*EXERCISE BRIEF*.
Single out each line with the word "Popen" and copy it.

============

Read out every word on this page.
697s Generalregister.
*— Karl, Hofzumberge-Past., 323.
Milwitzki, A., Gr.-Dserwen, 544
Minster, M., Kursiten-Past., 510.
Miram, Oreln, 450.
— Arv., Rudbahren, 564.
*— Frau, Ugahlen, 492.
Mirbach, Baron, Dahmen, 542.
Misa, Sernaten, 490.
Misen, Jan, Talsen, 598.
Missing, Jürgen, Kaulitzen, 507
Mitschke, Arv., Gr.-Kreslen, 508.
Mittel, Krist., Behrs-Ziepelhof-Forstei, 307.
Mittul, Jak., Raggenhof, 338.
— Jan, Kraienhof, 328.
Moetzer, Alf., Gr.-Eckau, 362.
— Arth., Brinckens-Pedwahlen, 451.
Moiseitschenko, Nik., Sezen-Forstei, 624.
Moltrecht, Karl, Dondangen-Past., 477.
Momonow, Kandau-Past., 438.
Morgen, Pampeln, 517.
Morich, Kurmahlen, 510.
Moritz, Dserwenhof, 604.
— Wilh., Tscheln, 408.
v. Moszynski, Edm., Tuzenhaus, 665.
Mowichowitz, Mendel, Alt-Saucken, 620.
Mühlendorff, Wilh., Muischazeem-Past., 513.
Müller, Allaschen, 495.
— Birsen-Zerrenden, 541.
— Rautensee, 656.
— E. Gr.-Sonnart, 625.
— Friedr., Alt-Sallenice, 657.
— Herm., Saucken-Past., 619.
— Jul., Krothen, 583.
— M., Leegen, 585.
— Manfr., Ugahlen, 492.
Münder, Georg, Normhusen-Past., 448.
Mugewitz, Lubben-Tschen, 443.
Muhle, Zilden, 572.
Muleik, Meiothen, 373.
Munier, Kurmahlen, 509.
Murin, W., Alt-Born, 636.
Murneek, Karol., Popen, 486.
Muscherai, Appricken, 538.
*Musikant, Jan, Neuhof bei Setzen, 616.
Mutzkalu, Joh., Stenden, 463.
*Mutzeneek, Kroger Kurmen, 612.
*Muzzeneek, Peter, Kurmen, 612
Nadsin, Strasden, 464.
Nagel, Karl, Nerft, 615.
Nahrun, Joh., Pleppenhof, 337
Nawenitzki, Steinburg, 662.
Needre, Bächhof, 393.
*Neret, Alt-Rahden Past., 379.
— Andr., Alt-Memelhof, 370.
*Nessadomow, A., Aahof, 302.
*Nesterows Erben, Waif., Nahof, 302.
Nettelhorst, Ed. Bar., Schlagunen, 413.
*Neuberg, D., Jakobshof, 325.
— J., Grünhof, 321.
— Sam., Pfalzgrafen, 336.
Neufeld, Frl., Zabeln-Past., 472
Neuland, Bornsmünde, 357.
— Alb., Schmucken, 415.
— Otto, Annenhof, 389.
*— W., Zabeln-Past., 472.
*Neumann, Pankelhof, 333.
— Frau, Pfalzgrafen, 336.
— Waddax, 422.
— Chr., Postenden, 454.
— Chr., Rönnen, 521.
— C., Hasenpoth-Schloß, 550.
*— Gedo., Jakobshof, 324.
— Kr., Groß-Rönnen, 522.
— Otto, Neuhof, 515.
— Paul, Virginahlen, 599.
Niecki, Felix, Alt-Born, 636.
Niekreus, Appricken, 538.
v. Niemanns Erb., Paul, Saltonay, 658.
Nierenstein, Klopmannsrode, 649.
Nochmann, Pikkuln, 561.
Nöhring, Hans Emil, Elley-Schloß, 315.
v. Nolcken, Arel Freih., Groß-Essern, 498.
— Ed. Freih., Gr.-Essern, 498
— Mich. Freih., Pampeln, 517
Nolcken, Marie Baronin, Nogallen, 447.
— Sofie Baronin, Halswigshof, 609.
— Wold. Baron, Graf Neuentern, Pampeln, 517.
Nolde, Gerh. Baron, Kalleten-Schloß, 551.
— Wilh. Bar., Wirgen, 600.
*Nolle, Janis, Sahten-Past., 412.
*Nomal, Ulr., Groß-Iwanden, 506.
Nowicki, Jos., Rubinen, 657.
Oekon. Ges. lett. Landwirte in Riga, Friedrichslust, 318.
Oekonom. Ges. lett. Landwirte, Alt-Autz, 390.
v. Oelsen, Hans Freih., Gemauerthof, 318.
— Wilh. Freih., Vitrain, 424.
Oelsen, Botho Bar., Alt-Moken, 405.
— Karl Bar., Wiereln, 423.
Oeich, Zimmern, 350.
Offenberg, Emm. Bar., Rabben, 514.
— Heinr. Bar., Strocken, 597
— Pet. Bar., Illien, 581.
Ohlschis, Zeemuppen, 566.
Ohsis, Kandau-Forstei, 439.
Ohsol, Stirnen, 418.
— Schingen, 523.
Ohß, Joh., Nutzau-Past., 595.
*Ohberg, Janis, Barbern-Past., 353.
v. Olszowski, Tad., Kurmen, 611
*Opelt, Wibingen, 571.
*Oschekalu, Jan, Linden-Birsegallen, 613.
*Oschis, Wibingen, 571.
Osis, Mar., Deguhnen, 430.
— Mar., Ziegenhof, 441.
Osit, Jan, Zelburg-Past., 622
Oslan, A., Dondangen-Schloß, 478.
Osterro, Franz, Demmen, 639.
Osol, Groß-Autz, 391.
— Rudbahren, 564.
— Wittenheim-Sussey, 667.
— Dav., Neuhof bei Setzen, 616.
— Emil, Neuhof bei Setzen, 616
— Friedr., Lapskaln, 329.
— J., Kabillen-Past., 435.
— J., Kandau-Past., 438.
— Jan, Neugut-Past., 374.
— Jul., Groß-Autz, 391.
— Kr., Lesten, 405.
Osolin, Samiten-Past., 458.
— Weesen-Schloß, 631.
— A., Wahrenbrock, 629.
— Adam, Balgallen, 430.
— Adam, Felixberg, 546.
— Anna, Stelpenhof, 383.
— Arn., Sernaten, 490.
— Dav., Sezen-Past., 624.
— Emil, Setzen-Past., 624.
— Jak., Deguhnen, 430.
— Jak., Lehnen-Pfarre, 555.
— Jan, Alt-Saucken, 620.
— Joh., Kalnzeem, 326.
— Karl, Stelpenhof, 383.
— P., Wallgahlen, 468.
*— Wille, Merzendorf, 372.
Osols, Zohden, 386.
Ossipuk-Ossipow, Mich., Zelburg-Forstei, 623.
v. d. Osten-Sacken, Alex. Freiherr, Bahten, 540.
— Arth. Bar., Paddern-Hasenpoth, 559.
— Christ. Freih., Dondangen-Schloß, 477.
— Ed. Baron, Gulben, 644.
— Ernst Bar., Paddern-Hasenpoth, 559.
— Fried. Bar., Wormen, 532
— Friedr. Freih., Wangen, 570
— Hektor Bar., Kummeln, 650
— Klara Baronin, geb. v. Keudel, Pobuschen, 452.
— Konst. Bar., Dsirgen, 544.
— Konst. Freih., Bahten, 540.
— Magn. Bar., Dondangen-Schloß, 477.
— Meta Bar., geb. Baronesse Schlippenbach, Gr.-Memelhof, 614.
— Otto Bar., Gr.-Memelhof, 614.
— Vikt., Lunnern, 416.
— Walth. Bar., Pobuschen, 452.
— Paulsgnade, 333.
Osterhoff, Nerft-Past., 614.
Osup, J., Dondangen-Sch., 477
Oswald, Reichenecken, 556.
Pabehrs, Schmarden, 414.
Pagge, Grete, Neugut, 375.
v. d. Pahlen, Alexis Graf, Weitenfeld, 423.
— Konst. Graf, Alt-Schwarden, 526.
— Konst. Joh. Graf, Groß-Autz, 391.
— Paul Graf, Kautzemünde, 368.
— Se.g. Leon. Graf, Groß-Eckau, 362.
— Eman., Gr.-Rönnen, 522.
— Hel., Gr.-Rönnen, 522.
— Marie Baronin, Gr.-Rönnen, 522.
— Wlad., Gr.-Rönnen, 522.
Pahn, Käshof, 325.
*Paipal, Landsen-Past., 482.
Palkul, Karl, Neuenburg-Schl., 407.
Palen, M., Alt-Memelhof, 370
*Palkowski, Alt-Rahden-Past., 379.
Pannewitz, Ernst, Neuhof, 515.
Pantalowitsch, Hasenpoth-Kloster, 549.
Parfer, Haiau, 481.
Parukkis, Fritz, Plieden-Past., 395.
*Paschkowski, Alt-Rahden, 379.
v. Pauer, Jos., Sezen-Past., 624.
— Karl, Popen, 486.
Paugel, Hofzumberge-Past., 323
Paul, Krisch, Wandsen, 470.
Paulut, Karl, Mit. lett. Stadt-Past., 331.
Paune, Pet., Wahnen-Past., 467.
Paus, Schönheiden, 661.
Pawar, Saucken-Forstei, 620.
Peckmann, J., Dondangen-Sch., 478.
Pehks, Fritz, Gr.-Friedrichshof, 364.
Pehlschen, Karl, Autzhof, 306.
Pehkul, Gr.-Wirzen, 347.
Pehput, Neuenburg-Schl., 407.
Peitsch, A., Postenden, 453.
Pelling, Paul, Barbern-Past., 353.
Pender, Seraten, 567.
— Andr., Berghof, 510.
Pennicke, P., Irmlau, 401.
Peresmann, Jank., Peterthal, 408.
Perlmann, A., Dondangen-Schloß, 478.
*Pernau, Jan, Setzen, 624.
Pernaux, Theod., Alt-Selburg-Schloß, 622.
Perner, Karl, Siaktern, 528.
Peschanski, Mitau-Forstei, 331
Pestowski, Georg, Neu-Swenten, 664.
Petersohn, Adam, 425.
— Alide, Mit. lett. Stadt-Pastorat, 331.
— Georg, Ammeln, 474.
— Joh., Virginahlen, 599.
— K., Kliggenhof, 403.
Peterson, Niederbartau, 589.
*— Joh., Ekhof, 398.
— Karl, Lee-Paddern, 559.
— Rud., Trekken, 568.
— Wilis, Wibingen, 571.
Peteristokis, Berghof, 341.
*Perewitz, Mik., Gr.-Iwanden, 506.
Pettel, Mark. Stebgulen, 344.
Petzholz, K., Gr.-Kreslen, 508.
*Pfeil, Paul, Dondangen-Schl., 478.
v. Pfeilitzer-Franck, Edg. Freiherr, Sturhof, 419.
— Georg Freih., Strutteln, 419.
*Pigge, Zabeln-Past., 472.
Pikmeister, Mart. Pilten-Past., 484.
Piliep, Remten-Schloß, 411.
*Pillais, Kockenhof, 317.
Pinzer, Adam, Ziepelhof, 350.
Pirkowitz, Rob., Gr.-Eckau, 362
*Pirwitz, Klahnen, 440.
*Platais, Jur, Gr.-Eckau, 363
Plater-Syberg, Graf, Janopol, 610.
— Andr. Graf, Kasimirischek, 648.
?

============

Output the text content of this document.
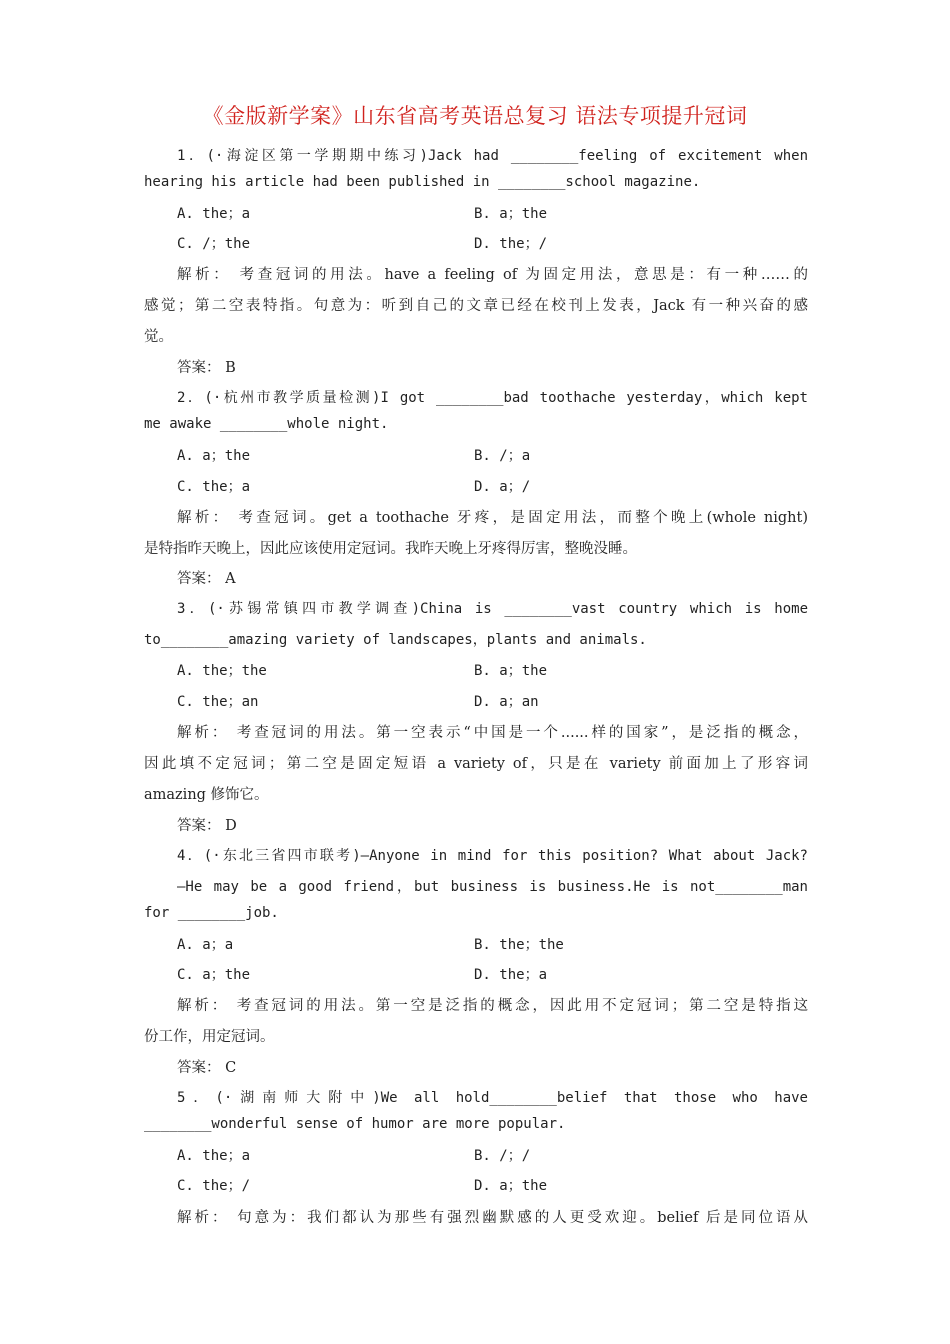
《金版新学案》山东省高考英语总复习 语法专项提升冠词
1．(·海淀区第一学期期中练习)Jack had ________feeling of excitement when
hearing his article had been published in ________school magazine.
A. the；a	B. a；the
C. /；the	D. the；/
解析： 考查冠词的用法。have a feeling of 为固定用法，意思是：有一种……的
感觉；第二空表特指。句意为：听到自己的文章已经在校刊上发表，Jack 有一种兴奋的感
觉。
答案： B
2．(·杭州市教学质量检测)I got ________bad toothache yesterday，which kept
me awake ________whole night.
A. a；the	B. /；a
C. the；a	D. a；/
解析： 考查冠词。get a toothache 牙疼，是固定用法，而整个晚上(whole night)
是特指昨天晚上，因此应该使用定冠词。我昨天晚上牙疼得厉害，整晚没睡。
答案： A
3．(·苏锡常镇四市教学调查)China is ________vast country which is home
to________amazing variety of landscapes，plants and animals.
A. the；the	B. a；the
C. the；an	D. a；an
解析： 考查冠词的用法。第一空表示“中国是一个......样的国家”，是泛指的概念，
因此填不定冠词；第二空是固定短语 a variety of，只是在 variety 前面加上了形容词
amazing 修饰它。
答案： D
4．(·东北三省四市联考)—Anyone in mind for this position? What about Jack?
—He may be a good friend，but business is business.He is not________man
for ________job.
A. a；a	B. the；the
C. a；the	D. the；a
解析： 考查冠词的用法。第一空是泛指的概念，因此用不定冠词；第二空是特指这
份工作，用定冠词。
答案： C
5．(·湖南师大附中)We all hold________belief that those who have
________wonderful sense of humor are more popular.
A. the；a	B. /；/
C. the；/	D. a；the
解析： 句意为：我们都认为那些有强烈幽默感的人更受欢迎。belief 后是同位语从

============

*FINAL ANSWER*.
Murneek, Karol., Popen, 486.
— Karl, Popen, 486.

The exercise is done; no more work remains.